◆ Records for processing ◆
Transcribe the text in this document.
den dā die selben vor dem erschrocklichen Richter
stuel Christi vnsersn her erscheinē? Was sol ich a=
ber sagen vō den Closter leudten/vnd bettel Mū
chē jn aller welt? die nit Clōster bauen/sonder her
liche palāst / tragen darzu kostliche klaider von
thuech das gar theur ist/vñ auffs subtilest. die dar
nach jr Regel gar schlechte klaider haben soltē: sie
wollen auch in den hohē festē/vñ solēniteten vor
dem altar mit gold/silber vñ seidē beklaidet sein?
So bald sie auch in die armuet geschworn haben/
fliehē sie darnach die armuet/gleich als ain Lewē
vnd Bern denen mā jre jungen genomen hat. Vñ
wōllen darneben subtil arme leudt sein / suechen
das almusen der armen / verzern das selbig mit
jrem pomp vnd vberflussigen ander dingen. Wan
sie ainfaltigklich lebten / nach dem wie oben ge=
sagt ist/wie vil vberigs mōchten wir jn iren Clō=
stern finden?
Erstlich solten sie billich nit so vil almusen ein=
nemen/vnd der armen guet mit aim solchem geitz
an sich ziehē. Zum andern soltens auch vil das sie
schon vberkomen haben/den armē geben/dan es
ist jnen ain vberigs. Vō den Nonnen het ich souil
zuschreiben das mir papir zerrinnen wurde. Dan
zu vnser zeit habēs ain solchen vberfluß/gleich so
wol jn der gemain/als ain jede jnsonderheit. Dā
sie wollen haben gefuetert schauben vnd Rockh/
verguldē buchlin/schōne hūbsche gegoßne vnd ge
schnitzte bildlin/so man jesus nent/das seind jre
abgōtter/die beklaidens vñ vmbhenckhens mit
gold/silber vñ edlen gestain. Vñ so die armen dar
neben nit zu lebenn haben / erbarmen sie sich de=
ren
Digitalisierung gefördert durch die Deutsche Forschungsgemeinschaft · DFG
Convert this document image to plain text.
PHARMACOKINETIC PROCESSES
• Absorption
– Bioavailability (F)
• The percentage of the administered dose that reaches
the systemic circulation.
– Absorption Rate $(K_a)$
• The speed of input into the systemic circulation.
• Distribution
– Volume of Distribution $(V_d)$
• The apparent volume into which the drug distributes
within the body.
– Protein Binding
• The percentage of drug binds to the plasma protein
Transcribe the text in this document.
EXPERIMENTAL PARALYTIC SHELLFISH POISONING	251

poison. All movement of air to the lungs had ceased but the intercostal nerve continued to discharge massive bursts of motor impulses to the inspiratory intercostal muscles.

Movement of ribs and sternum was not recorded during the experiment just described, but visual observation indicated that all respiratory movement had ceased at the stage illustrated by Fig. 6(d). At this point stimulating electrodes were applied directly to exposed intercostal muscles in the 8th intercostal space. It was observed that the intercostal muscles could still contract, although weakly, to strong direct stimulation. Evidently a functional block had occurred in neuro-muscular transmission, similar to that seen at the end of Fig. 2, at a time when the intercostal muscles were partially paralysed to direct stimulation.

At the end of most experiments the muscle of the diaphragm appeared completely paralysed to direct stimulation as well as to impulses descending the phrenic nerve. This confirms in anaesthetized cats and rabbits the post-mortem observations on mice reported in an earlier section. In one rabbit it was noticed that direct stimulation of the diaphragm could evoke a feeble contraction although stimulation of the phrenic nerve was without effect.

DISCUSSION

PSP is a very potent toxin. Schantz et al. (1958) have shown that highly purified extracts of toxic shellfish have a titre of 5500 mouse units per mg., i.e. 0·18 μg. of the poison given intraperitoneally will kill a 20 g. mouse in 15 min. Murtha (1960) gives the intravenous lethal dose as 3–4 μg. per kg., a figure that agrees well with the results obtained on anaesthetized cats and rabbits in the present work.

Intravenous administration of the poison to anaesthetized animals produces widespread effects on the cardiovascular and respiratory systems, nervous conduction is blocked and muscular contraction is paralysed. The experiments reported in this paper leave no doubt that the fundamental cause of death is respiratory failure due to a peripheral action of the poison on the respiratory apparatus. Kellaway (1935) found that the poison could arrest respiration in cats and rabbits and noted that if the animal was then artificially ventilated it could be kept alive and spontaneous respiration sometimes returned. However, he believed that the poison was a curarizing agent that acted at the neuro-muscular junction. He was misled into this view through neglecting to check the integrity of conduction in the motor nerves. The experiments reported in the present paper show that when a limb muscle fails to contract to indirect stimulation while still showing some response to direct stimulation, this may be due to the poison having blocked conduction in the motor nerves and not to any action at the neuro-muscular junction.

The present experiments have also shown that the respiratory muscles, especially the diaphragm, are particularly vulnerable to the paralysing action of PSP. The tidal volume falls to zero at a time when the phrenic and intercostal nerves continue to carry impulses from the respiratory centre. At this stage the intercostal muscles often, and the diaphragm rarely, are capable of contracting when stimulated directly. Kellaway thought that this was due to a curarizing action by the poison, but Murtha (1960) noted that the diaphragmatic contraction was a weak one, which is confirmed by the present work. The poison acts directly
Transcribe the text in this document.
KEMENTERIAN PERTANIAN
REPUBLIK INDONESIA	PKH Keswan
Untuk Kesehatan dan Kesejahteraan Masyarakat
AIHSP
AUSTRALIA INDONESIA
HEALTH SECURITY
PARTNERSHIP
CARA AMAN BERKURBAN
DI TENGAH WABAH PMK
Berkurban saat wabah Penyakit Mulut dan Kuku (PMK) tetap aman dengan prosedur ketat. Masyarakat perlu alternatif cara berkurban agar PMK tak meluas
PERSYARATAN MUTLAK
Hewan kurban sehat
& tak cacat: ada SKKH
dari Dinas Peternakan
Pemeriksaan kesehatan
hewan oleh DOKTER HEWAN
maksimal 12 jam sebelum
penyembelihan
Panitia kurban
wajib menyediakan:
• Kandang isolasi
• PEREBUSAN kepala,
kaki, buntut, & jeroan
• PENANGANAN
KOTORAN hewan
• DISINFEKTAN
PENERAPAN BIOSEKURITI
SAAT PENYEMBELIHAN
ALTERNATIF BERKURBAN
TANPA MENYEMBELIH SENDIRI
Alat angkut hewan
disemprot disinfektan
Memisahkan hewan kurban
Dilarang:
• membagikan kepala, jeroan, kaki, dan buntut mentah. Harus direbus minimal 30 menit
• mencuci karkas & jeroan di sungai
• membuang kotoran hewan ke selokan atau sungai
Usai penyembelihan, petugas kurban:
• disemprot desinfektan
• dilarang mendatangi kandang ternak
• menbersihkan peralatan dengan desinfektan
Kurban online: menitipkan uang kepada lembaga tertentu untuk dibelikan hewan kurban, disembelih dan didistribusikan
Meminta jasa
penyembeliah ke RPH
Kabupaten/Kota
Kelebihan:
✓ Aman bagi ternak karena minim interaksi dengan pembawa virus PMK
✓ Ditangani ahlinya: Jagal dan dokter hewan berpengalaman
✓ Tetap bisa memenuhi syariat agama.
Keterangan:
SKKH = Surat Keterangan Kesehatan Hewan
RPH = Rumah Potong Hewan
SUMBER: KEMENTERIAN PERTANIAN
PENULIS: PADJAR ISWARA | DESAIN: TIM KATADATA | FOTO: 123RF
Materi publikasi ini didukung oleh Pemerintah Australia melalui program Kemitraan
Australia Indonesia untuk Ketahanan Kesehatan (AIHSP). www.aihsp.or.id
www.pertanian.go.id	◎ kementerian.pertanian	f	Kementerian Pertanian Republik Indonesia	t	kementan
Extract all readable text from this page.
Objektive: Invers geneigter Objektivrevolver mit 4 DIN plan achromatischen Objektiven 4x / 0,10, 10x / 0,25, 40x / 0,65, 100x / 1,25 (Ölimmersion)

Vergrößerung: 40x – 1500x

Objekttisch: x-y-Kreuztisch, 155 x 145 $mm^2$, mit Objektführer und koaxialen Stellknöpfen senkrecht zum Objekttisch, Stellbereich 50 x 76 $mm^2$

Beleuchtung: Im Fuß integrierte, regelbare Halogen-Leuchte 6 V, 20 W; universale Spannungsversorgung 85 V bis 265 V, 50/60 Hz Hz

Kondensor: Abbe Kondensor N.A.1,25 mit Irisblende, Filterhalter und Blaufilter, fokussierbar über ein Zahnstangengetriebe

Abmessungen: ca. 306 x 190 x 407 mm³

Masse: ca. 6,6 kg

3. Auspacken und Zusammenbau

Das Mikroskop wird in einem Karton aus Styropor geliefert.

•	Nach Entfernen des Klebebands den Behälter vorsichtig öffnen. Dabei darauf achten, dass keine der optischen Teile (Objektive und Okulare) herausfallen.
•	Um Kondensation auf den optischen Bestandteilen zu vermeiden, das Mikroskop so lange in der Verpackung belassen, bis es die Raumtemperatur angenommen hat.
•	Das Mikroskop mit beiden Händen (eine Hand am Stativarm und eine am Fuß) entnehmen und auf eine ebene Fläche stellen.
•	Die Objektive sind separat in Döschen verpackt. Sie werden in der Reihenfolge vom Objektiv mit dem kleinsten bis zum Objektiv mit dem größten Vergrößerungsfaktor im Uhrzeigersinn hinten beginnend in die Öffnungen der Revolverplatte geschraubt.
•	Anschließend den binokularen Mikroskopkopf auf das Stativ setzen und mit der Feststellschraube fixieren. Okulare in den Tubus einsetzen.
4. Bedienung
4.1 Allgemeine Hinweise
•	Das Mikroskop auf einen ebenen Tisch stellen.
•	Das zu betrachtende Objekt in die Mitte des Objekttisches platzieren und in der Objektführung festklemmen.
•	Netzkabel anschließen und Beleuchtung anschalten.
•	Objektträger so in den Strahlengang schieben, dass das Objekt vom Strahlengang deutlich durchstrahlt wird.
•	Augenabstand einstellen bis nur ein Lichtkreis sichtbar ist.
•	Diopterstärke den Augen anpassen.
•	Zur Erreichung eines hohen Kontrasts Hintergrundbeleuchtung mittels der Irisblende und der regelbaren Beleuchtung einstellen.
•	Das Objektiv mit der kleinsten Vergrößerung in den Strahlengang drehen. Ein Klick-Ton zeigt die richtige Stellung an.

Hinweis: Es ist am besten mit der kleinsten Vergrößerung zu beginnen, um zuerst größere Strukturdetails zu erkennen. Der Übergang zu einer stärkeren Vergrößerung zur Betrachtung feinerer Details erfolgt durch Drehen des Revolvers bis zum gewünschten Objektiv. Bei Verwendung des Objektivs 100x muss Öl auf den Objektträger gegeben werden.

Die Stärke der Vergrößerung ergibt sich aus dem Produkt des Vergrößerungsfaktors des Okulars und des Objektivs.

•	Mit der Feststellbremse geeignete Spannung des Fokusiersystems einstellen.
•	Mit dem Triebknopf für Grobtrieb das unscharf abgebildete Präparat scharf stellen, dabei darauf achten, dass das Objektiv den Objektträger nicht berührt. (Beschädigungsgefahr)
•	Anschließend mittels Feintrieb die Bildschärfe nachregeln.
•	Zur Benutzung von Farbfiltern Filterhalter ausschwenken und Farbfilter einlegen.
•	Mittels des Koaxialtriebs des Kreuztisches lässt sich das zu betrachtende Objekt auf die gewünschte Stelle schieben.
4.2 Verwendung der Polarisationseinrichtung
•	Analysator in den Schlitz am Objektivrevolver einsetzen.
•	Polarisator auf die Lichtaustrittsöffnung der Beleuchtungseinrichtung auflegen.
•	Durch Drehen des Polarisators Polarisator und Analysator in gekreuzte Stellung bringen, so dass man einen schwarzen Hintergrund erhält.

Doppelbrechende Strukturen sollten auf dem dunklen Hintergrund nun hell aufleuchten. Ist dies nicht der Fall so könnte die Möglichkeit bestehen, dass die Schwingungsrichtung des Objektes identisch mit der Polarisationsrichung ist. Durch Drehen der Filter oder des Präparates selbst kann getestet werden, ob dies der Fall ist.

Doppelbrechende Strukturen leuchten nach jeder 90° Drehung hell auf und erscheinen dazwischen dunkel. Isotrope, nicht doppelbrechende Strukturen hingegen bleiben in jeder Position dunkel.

◆ Brief ◆
Find every line above where the word "kleinsten" occurs, and copy that line.

◆ Answer for the task ◆
•	Die Objektive sind separat in Döschen verpackt. Sie werden in der Reihenfolge vom Objektiv mit dem kleinsten bis zum Objektiv mit dem größten Vergrößerungsfaktor im Uhrzeigersinn hinten beginnend in die Öffnungen der Revolverplatte geschraubt.
•	Das Objektiv mit der kleinsten Vergrößerung in den Strahlengang drehen. Ein Klick-Ton zeigt die richtige Stellung an.
Hinweis: Es ist am besten mit der kleinsten Vergrößerung zu beginnen, um zuerst größere Strukturdetails zu erkennen. Der Übergang zu einer stärkeren Vergrößerung zur Betrachtung feinerer Details erfolgt durch Drehen des Revolvers bis zum gewünschten Objektiv. Bei Verwendung des Objektivs 100x muss Öl auf den Objektträger gegeben werden.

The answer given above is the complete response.